Written instruction: Pull every line containing "text" from the entries.

Provided entries:
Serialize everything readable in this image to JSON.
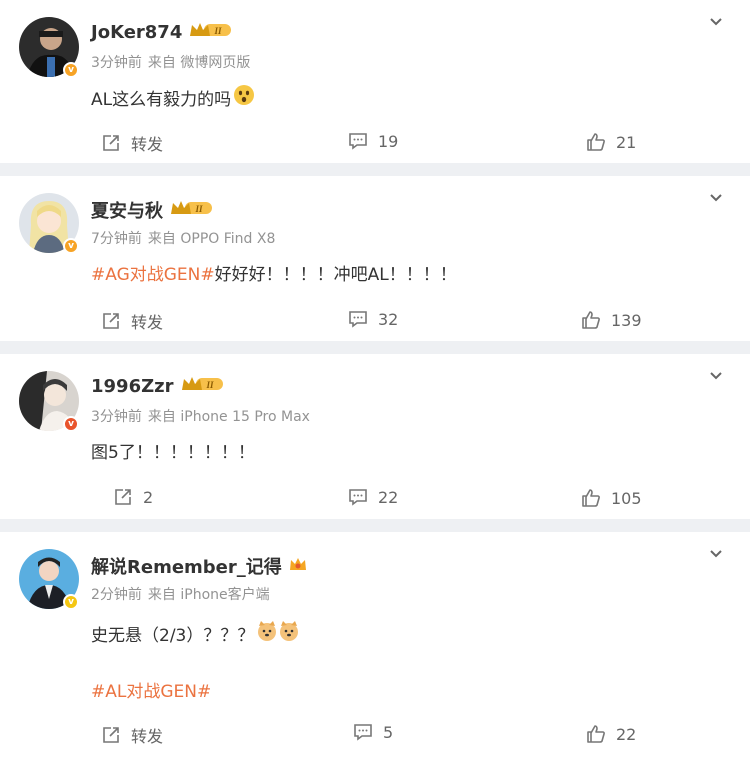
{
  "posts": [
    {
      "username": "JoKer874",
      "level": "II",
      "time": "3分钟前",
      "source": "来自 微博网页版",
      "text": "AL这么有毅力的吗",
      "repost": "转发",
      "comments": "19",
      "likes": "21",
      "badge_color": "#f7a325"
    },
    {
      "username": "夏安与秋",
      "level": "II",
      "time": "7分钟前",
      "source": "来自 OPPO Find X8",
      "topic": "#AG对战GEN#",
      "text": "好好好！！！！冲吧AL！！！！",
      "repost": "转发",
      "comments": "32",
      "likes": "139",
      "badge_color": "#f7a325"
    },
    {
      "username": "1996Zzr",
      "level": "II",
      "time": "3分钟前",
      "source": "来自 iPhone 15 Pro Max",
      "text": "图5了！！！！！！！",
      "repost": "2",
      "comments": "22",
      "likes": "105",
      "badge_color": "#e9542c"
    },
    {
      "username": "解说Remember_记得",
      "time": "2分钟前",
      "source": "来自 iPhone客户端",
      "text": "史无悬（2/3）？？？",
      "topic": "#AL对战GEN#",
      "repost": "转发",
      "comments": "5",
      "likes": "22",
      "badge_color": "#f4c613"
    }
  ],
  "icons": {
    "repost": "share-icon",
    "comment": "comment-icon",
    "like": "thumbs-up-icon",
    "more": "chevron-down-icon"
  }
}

Task result:
      "text": "AL这么有毅力的吗",
      "text": "好好好！！！！冲吧AL！！！！",
      "text": "图5了！！！！！！！",
      "text": "史无悬（2/3）？？？",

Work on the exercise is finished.